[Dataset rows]
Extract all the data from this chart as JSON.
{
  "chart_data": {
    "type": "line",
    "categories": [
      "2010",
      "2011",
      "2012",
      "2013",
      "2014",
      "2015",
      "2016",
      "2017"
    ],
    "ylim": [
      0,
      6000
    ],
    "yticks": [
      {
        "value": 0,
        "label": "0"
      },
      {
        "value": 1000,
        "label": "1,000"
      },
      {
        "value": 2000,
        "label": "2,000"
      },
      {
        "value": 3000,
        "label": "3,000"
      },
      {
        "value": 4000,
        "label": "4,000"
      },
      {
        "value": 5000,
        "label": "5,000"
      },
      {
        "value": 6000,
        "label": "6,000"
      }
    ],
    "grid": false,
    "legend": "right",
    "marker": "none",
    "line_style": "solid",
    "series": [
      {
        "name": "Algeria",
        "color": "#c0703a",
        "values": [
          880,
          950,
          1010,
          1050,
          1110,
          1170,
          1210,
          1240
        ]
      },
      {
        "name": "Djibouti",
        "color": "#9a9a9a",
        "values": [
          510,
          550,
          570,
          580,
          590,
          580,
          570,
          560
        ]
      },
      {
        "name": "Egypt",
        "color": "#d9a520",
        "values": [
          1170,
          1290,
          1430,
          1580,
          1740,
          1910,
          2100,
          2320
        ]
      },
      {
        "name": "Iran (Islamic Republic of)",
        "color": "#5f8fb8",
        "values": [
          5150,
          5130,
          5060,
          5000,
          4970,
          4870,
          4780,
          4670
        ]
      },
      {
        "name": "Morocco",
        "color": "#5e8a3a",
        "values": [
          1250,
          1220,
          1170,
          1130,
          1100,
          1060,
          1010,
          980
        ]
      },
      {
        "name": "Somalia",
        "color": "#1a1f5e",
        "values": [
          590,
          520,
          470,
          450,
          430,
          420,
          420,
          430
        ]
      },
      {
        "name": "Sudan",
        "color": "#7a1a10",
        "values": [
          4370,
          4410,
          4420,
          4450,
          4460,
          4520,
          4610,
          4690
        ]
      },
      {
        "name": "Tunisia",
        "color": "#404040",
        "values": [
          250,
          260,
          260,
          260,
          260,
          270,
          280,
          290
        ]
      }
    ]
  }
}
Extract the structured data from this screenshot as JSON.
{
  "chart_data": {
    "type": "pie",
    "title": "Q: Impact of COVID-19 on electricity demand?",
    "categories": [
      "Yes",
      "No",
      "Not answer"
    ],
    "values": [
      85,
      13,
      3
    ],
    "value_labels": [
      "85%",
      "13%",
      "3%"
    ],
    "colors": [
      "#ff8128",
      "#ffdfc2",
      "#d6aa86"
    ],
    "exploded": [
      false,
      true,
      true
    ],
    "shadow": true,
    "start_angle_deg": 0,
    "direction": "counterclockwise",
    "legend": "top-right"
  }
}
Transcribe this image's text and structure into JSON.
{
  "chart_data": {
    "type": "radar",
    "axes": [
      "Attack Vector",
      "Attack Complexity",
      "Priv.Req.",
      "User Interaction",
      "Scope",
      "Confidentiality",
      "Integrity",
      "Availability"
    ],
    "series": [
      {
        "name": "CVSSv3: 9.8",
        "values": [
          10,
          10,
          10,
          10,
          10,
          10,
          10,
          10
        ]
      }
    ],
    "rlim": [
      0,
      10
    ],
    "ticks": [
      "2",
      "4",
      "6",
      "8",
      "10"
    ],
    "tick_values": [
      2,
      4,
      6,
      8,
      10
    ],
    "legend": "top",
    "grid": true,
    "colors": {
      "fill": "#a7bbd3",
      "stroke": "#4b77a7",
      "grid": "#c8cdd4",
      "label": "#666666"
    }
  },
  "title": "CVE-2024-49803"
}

• TASK STATEMENT: Extract each line from the listing above, please, and repeat it exactly.

• FINISHED EXERCISE:
Extract all the data from this chart as JSON.
{
  "chart_data": {
    "type": "line",
    "categories": [
      "2010",
      "2011",
      "2012",
      "2013",
      "2014",
      "2015",
      "2016",
      "2017"
    ],
    "ylim": [
      0,
      6000
    ],
    "yticks": [
      {
        "value": 0,
        "label": "0"
      },
      {
        "value": 1000,
        "label": "1,000"
      },
      {
        "value": 2000,
        "label": "2,000"
      },
      {
        "value": 3000,
        "label": "3,000"
      },
      {
        "value": 4000,
        "label": "4,000"
      },
      {
        "value": 5000,
        "label": "5,000"
      },
      {
        "value": 6000,
        "label": "6,000"
      }
    ],
    "grid": false,
    "legend": "right",
    "marker": "none",
    "line_style": "solid",
    "series": [
      {
        "name": "Algeria",
        "color": "#c0703a",
        "values": [
          880,
          950,
          1010,
          1050,
          1110,
          1170,
          1210,
          1240
        ]
      },
      {
        "name": "Djibouti",
        "color": "#9a9a9a",
        "values": [
          510,
          550,
          570,
          580,
          590,
          580,
          570,
          560
        ]
      },
      {
        "name": "Egypt",
        "color": "#d9a520",
        "values": [
          1170,
          1290,
          1430,
          1580,
          1740,
          1910,
          2100,
          2320
        ]
      },
      {
        "name": "Iran (Islamic Republic of)",
        "color": "#5f8fb8",
        "values": [
          5150,
          5130,
          5060,
          5000,
          4970,
          4870,
          4780,
          4670
        ]
      },
      {
        "name": "Morocco",
        "color": "#5e8a3a",
        "values": [
          1250,
          1220,
          1170,
          1130,
          1100,
          1060,
          1010,
          980
        ]
      },
      {
        "name": "Somalia",
        "color": "#1a1f5e",
        "values": [
          590,
          520,
          470,
          450,
          430,
          420,
          420,
          430
        ]
      },
      {
        "name": "Sudan",
        "color": "#7a1a10",
        "values": [
          4370,
          4410,
          4420,
          4450,
          4460,
          4520,
          4610,
          4690
        ]
      },
      {
        "name": "Tunisia",
        "color": "#404040",
        "values": [
          250,
          260,
          260,
          260,
          260,
          270,
          280,
          290
        ]
      }
    ]
  }
}
Extract the structured data from this screenshot as JSON.
{
  "chart_data": {
    "type": "pie",
    "title": "Q: Impact of COVID-19 on electricity demand?",
    "categories": [
      "Yes",
      "No",
      "Not answer"
    ],
    "values": [
      85,
      13,
      3
    ],
    "value_labels": [
      "85%",
      "13%",
      "3%"
    ],
    "colors": [
      "#ff8128",
      "#ffdfc2",
      "#d6aa86"
    ],
    "exploded": [
      false,
      true,
      true
    ],
    "shadow": true,
    "start_angle_deg": 0,
    "direction": "counterclockwise",
    "legend": "top-right"
  }
}
Transcribe this image's text and structure into JSON.
{
  "chart_data": {
    "type": "radar",
    "axes": [
      "Attack Vector",
      "Attack Complexity",
      "Priv.Req.",
      "User Interaction",
      "Scope",
      "Confidentiality",
      "Integrity",
      "Availability"
    ],
    "series": [
      {
        "name": "CVSSv3: 9.8",
        "values": [
          10,
          10,
          10,
          10,
          10,
          10,
          10,
          10
        ]
      }
    ],
    "rlim": [
      0,
      10
    ],
    "ticks": [
      "2",
      "4",
      "6",
      "8",
      "10"
    ],
    "tick_values": [
      2,
      4,
      6,
      8,
      10
    ],
    "legend": "top",
    "grid": true,
    "colors": {
      "fill": "#a7bbd3",
      "stroke": "#4b77a7",
      "grid": "#c8cdd4",
      "label": "#666666"
    }
  },
  "title": "CVE-2024-49803"
}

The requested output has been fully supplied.